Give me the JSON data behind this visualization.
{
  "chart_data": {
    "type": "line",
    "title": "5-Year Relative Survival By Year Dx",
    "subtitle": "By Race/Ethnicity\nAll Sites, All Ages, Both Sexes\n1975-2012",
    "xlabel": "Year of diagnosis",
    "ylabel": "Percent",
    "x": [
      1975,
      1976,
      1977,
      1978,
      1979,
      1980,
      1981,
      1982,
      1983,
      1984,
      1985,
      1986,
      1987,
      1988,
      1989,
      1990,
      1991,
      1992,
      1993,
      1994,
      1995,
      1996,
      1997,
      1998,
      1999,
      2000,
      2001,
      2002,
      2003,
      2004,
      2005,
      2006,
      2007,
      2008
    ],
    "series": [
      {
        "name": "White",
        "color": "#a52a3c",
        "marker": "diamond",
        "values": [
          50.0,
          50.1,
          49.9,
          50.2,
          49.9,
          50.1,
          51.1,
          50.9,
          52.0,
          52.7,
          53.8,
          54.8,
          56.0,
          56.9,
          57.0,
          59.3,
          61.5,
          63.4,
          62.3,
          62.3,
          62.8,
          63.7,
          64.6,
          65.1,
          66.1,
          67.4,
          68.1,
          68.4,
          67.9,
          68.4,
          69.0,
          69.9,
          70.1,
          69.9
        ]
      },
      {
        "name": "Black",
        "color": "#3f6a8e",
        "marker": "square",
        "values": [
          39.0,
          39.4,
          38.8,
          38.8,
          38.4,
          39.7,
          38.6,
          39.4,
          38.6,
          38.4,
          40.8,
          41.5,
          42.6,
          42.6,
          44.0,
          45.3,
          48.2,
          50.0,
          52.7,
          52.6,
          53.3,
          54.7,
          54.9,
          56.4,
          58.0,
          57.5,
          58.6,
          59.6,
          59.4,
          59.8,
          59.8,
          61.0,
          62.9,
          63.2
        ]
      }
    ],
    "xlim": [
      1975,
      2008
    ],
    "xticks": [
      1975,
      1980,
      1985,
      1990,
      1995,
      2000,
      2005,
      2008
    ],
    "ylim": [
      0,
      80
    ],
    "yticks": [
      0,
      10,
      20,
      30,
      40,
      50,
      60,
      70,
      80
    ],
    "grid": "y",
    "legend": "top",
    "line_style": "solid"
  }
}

• • •

### Objective
Hand back the material above in full, exactly as written.

### Answer for the task
Give me the JSON data behind this visualization.
{
  "chart_data": {
    "type": "line",
    "title": "5-Year Relative Survival By Year Dx",
    "subtitle": "By Race/Ethnicity\nAll Sites, All Ages, Both Sexes\n1975-2012",
    "xlabel": "Year of diagnosis",
    "ylabel": "Percent",
    "x": [
      1975,
      1976,
      1977,
      1978,
      1979,
      1980,
      1981,
      1982,
      1983,
      1984,
      1985,
      1986,
      1987,
      1988,
      1989,
      1990,
      1991,
      1992,
      1993,
      1994,
      1995,
      1996,
      1997,
      1998,
      1999,
      2000,
      2001,
      2002,
      2003,
      2004,
      2005,
      2006,
      2007,
      2008
    ],
    "series": [
      {
        "name": "White",
        "color": "#a52a3c",
        "marker": "diamond",
        "values": [
          50.0,
          50.1,
          49.9,
          50.2,
          49.9,
          50.1,
          51.1,
          50.9,
          52.0,
          52.7,
          53.8,
          54.8,
          56.0,
          56.9,
          57.0,
          59.3,
          61.5,
          63.4,
          62.3,
          62.3,
          62.8,
          63.7,
          64.6,
          65.1,
          66.1,
          67.4,
          68.1,
          68.4,
          67.9,
          68.4,
          69.0,
          69.9,
          70.1,
          69.9
        ]
      },
      {
        "name": "Black",
        "color": "#3f6a8e",
        "marker": "square",
        "values": [
          39.0,
          39.4,
          38.8,
          38.8,
          38.4,
          39.7,
          38.6,
          39.4,
          38.6,
          38.4,
          40.8,
          41.5,
          42.6,
          42.6,
          44.0,
          45.3,
          48.2,
          50.0,
          52.7,
          52.6,
          53.3,
          54.7,
          54.9,
          56.4,
          58.0,
          57.5,
          58.6,
          59.6,
          59.4,
          59.8,
          59.8,
          61.0,
          62.9,
          63.2
        ]
      }
    ],
    "xlim": [
      1975,
      2008
    ],
    "xticks": [
      1975,
      1980,
      1985,
      1990,
      1995,
      2000,
      2005,
      2008
    ],
    "ylim": [
      0,
      80
    ],
    "yticks": [
      0,
      10,
      20,
      30,
      40,
      50,
      60,
      70,
      80
    ],
    "grid": "y",
    "legend": "top",
    "line_style": "solid"
  }
}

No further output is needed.